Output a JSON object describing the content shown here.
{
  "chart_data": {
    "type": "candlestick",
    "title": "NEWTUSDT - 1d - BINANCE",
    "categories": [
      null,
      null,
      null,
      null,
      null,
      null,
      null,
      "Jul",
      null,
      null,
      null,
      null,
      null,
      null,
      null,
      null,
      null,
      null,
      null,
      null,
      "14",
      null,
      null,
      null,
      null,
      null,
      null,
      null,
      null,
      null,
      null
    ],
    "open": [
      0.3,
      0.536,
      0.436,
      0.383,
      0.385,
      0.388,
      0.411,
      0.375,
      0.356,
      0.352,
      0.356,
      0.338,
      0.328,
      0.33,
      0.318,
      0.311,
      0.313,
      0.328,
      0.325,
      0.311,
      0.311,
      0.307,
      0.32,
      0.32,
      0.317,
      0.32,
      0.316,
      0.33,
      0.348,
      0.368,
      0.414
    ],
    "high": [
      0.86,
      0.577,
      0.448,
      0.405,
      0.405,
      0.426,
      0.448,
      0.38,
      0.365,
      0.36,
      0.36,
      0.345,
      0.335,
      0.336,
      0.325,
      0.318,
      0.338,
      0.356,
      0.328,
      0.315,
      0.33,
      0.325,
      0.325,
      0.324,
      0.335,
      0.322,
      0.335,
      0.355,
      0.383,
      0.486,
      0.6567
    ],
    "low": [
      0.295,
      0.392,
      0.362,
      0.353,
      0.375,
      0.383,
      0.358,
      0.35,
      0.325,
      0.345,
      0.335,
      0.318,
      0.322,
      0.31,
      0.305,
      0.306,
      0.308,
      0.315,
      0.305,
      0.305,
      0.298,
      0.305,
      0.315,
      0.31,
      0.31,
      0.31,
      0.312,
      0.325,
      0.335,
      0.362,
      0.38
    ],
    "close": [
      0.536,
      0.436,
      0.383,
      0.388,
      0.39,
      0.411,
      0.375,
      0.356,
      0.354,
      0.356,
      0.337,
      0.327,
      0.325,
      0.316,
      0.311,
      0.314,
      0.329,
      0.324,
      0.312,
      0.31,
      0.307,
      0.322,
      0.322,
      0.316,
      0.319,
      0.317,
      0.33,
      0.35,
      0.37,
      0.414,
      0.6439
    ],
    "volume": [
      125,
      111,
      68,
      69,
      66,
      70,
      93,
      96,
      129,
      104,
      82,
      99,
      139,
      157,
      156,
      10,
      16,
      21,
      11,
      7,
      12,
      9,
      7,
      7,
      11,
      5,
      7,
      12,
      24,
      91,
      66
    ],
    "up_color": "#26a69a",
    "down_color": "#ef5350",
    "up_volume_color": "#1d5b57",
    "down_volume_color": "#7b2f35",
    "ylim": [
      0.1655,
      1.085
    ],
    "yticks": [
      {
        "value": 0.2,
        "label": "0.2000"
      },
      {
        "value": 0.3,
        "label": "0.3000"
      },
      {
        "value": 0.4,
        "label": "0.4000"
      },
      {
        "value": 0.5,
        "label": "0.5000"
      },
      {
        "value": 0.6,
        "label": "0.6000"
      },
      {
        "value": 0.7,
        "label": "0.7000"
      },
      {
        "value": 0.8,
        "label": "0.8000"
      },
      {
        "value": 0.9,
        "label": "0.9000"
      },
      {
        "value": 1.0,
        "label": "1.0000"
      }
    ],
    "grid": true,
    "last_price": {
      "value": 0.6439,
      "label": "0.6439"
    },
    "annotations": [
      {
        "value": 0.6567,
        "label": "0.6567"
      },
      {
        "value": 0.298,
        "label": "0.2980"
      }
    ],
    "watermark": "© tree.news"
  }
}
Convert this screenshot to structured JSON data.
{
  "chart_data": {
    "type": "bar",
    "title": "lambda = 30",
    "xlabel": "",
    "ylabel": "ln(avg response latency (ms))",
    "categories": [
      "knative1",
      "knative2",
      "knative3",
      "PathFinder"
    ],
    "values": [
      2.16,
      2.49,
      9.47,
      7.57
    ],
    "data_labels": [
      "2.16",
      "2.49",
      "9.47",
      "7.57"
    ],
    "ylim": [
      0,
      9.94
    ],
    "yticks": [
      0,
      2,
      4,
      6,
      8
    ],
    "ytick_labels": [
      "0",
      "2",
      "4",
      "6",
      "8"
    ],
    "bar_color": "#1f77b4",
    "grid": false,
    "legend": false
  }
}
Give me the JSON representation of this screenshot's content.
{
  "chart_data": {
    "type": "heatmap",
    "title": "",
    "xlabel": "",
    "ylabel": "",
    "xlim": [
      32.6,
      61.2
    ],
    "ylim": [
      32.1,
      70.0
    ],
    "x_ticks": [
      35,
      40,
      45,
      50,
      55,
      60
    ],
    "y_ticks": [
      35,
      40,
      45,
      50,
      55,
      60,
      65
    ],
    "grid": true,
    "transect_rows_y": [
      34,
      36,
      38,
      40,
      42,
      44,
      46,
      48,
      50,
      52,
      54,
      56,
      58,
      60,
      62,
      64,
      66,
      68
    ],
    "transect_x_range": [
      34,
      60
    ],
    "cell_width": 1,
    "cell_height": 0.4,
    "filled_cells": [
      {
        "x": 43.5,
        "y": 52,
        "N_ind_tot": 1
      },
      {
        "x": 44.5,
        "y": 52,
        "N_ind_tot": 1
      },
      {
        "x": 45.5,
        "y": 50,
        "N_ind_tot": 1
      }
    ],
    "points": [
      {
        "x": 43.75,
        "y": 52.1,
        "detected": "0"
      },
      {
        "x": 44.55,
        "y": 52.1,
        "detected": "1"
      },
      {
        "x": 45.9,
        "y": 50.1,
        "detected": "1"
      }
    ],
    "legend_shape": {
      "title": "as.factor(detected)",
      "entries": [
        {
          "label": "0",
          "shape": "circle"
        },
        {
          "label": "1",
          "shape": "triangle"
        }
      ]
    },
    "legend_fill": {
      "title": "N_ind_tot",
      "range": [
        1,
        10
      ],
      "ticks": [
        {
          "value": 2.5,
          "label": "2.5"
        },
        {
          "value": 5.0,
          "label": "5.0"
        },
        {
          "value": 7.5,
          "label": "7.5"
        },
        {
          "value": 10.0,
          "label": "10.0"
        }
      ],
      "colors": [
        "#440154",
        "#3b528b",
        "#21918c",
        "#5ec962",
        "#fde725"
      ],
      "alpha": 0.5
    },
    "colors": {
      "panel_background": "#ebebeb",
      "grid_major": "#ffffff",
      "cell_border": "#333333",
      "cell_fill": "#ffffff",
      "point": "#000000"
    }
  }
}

*PROBLEM DESCRIPTION:* Print the material above once more, exactly.

*SOLUTION FOR THIS TASK:*
Output a JSON object describing the content shown here.
{
  "chart_data": {
    "type": "candlestick",
    "title": "NEWTUSDT - 1d - BINANCE",
    "categories": [
      null,
      null,
      null,
      null,
      null,
      null,
      null,
      "Jul",
      null,
      null,
      null,
      null,
      null,
      null,
      null,
      null,
      null,
      null,
      null,
      null,
      "14",
      null,
      null,
      null,
      null,
      null,
      null,
      null,
      null,
      null,
      null
    ],
    "open": [
      0.3,
      0.536,
      0.436,
      0.383,
      0.385,
      0.388,
      0.411,
      0.375,
      0.356,
      0.352,
      0.356,
      0.338,
      0.328,
      0.33,
      0.318,
      0.311,
      0.313,
      0.328,
      0.325,
      0.311,
      0.311,
      0.307,
      0.32,
      0.32,
      0.317,
      0.32,
      0.316,
      0.33,
      0.348,
      0.368,
      0.414
    ],
    "high": [
      0.86,
      0.577,
      0.448,
      0.405,
      0.405,
      0.426,
      0.448,
      0.38,
      0.365,
      0.36,
      0.36,
      0.345,
      0.335,
      0.336,
      0.325,
      0.318,
      0.338,
      0.356,
      0.328,
      0.315,
      0.33,
      0.325,
      0.325,
      0.324,
      0.335,
      0.322,
      0.335,
      0.355,
      0.383,
      0.486,
      0.6567
    ],
    "low": [
      0.295,
      0.392,
      0.362,
      0.353,
      0.375,
      0.383,
      0.358,
      0.35,
      0.325,
      0.345,
      0.335,
      0.318,
      0.322,
      0.31,
      0.305,
      0.306,
      0.308,
      0.315,
      0.305,
      0.305,
      0.298,
      0.305,
      0.315,
      0.31,
      0.31,
      0.31,
      0.312,
      0.325,
      0.335,
      0.362,
      0.38
    ],
    "close": [
      0.536,
      0.436,
      0.383,
      0.388,
      0.39,
      0.411,
      0.375,
      0.356,
      0.354,
      0.356,
      0.337,
      0.327,
      0.325,
      0.316,
      0.311,
      0.314,
      0.329,
      0.324,
      0.312,
      0.31,
      0.307,
      0.322,
      0.322,
      0.316,
      0.319,
      0.317,
      0.33,
      0.35,
      0.37,
      0.414,
      0.6439
    ],
    "volume": [
      125,
      111,
      68,
      69,
      66,
      70,
      93,
      96,
      129,
      104,
      82,
      99,
      139,
      157,
      156,
      10,
      16,
      21,
      11,
      7,
      12,
      9,
      7,
      7,
      11,
      5,
      7,
      12,
      24,
      91,
      66
    ],
    "up_color": "#26a69a",
    "down_color": "#ef5350",
    "up_volume_color": "#1d5b57",
    "down_volume_color": "#7b2f35",
    "ylim": [
      0.1655,
      1.085
    ],
    "yticks": [
      {
        "value": 0.2,
        "label": "0.2000"
      },
      {
        "value": 0.3,
        "label": "0.3000"
      },
      {
        "value": 0.4,
        "label": "0.4000"
      },
      {
        "value": 0.5,
        "label": "0.5000"
      },
      {
        "value": 0.6,
        "label": "0.6000"
      },
      {
        "value": 0.7,
        "label": "0.7000"
      },
      {
        "value": 0.8,
        "label": "0.8000"
      },
      {
        "value": 0.9,
        "label": "0.9000"
      },
      {
        "value": 1.0,
        "label": "1.0000"
      }
    ],
    "grid": true,
    "last_price": {
      "value": 0.6439,
      "label": "0.6439"
    },
    "annotations": [
      {
        "value": 0.6567,
        "label": "0.6567"
      },
      {
        "value": 0.298,
        "label": "0.2980"
      }
    ],
    "watermark": "© tree.news"
  }
}
Convert this screenshot to structured JSON data.
{
  "chart_data": {
    "type": "bar",
    "title": "lambda = 30",
    "xlabel": "",
    "ylabel": "ln(avg response latency (ms))",
    "categories": [
      "knative1",
      "knative2",
      "knative3",
      "PathFinder"
    ],
    "values": [
      2.16,
      2.49,
      9.47,
      7.57
    ],
    "data_labels": [
      "2.16",
      "2.49",
      "9.47",
      "7.57"
    ],
    "ylim": [
      0,
      9.94
    ],
    "yticks": [
      0,
      2,
      4,
      6,
      8
    ],
    "ytick_labels": [
      "0",
      "2",
      "4",
      "6",
      "8"
    ],
    "bar_color": "#1f77b4",
    "grid": false,
    "legend": false
  }
}
Give me the JSON representation of this screenshot's content.
{
  "chart_data": {
    "type": "heatmap",
    "title": "",
    "xlabel": "",
    "ylabel": "",
    "xlim": [
      32.6,
      61.2
    ],
    "ylim": [
      32.1,
      70.0
    ],
    "x_ticks": [
      35,
      40,
      45,
      50,
      55,
      60
    ],
    "y_ticks": [
      35,
      40,
      45,
      50,
      55,
      60,
      65
    ],
    "grid": true,
    "transect_rows_y": [
      34,
      36,
      38,
      40,
      42,
      44,
      46,
      48,
      50,
      52,
      54,
      56,
      58,
      60,
      62,
      64,
      66,
      68
    ],
    "transect_x_range": [
      34,
      60
    ],
    "cell_width": 1,
    "cell_height": 0.4,
    "filled_cells": [
      {
        "x": 43.5,
        "y": 52,
        "N_ind_tot": 1
      },
      {
        "x": 44.5,
        "y": 52,
        "N_ind_tot": 1
      },
      {
        "x": 45.5,
        "y": 50,
        "N_ind_tot": 1
      }
    ],
    "points": [
      {
        "x": 43.75,
        "y": 52.1,
        "detected": "0"
      },
      {
        "x": 44.55,
        "y": 52.1,
        "detected": "1"
      },
      {
        "x": 45.9,
        "y": 50.1,
        "detected": "1"
      }
    ],
    "legend_shape": {
      "title": "as.factor(detected)",
      "entries": [
        {
          "label": "0",
          "shape": "circle"
        },
        {
          "label": "1",
          "shape": "triangle"
        }
      ]
    },
    "legend_fill": {
      "title": "N_ind_tot",
      "range": [
        1,
        10
      ],
      "ticks": [
        {
          "value": 2.5,
          "label": "2.5"
        },
        {
          "value": 5.0,
          "label": "5.0"
        },
        {
          "value": 7.5,
          "label": "7.5"
        },
        {
          "value": 10.0,
          "label": "10.0"
        }
      ],
      "colors": [
        "#440154",
        "#3b528b",
        "#21918c",
        "#5ec962",
        "#fde725"
      ],
      "alpha": 0.5
    },
    "colors": {
      "panel_background": "#ebebeb",
      "grid_major": "#ffffff",
      "cell_border": "#333333",
      "cell_fill": "#ffffff",
      "point": "#000000"
    }
  }
}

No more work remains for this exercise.